Dataset items
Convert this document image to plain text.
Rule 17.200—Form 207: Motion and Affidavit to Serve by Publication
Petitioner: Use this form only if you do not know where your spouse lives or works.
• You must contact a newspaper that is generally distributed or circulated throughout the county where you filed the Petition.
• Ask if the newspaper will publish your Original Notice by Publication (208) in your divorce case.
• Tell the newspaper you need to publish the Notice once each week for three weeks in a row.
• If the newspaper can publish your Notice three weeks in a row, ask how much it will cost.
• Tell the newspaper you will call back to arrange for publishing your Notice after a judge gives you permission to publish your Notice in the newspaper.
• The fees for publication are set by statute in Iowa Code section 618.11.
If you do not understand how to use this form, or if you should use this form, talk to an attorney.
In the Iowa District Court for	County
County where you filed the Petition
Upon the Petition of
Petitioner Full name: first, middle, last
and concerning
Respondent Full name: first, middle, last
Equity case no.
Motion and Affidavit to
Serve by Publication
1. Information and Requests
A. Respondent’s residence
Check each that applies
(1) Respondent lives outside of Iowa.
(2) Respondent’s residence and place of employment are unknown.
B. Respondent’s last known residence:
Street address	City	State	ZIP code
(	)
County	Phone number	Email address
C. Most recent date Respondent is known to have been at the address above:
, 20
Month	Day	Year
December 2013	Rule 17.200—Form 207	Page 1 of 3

> **YOUR GOAL**
Write each line above out exactly.

> **RESPONSE**
Convert this document image to plain text.
Rule 17.200—Form 207: Motion and Affidavit to Serve by Publication
Petitioner: Use this form only if you do not know where your spouse lives or works.
• You must contact a newspaper that is generally distributed or circulated throughout the county where you filed the Petition.
• Ask if the newspaper will publish your Original Notice by Publication (208) in your divorce case.
• Tell the newspaper you need to publish the Notice once each week for three weeks in a row.
• If the newspaper can publish your Notice three weeks in a row, ask how much it will cost.
• Tell the newspaper you will call back to arrange for publishing your Notice after a judge gives you permission to publish your Notice in the newspaper.
• The fees for publication are set by statute in Iowa Code section 618.11.
If you do not understand how to use this form, or if you should use this form, talk to an attorney.
In the Iowa District Court for	County
County where you filed the Petition
Upon the Petition of
Petitioner Full name: first, middle, last
and concerning
Respondent Full name: first, middle, last
Equity case no.
Motion and Affidavit to
Serve by Publication
1. Information and Requests
A. Respondent’s residence
Check each that applies
(1) Respondent lives outside of Iowa.
(2) Respondent’s residence and place of employment are unknown.
B. Respondent’s last known residence:
Street address	City	State	ZIP code
(	)
County	Phone number	Email address
C. Most recent date Respondent is known to have been at the address above:
, 20
Month	Day	Year
December 2013	Rule 17.200—Form 207	Page 1 of 3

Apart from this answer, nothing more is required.